TASK REQUIREMENTS:
Among the entries below, count the lines where the string "true" occurs, and give only the number.

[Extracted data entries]
______

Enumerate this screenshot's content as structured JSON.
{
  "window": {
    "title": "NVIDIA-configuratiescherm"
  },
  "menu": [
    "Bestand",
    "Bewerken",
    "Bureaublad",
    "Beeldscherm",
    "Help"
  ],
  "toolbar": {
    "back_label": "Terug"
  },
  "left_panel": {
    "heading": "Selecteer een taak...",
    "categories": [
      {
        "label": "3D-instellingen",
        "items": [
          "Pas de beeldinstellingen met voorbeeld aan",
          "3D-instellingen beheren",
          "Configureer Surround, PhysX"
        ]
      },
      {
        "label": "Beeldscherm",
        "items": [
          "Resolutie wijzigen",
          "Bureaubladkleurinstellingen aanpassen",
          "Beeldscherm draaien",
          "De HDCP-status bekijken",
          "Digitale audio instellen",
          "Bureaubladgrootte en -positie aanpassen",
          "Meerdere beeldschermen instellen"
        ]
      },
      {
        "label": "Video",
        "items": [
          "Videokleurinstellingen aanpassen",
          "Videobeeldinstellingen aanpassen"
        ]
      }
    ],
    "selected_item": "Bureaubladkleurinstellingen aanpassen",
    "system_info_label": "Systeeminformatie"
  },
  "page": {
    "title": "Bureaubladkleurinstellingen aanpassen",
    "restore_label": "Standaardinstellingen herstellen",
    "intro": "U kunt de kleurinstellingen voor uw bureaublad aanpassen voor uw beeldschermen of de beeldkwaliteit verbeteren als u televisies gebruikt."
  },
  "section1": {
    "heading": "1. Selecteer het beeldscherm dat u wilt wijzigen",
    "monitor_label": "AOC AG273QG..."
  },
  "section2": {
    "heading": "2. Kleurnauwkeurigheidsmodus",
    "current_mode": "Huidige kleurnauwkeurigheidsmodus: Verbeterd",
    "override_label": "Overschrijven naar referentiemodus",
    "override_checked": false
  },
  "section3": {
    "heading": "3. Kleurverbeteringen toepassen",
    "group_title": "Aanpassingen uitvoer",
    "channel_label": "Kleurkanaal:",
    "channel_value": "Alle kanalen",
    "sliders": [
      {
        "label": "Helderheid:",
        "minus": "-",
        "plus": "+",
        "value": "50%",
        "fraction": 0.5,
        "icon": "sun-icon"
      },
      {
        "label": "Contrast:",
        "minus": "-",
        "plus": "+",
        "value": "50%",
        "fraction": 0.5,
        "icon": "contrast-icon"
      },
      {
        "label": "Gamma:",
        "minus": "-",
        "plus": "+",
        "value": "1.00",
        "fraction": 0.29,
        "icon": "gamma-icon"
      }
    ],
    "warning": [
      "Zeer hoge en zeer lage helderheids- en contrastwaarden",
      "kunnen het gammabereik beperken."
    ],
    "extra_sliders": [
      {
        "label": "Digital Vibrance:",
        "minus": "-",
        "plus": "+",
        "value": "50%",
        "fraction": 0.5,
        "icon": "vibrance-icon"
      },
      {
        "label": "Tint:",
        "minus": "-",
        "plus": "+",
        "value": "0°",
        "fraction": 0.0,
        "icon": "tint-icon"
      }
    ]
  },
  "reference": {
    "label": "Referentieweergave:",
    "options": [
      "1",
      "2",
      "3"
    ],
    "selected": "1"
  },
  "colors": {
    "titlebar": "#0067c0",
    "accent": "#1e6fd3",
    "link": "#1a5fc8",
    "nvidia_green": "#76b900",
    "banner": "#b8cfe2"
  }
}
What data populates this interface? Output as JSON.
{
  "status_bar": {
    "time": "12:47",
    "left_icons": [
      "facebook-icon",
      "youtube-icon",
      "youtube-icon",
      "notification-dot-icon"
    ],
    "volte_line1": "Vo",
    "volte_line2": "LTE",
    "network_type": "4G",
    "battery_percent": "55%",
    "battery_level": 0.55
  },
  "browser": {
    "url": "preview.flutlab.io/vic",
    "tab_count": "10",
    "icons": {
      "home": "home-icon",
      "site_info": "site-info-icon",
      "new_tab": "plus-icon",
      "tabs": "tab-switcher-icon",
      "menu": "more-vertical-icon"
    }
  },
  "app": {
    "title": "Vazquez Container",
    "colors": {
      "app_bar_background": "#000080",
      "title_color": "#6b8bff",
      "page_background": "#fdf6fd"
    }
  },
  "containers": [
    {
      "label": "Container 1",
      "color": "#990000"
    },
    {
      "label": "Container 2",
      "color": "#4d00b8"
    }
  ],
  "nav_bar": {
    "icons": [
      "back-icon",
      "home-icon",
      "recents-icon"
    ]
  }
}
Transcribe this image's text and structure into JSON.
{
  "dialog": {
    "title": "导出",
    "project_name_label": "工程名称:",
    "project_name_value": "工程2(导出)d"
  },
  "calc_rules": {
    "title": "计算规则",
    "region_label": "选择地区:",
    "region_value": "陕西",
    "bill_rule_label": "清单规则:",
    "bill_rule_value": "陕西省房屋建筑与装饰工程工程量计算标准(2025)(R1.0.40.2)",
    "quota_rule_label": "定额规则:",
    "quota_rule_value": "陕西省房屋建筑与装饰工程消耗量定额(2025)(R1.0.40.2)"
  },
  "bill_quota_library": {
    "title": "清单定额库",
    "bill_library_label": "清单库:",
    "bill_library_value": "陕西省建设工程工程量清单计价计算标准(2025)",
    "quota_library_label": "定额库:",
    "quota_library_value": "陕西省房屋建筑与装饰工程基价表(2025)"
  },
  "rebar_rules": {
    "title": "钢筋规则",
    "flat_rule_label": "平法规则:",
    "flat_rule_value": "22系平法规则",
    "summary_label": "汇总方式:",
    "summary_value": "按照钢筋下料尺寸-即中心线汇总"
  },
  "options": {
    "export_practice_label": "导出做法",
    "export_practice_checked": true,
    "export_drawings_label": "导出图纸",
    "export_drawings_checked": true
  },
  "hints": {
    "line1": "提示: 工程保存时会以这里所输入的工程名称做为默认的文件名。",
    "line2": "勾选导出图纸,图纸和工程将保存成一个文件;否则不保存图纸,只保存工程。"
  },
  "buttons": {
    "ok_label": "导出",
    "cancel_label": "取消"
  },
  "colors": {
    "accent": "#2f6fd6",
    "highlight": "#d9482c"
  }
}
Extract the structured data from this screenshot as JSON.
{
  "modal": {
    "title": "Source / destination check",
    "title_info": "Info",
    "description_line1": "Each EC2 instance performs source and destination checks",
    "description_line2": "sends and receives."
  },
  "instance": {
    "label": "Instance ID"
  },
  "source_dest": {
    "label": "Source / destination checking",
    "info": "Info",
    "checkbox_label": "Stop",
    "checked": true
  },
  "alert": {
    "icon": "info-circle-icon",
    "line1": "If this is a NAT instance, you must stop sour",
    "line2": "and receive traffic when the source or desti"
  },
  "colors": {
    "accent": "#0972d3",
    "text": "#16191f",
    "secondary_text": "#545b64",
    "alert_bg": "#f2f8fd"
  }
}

______

OUTPUT BELOW:
3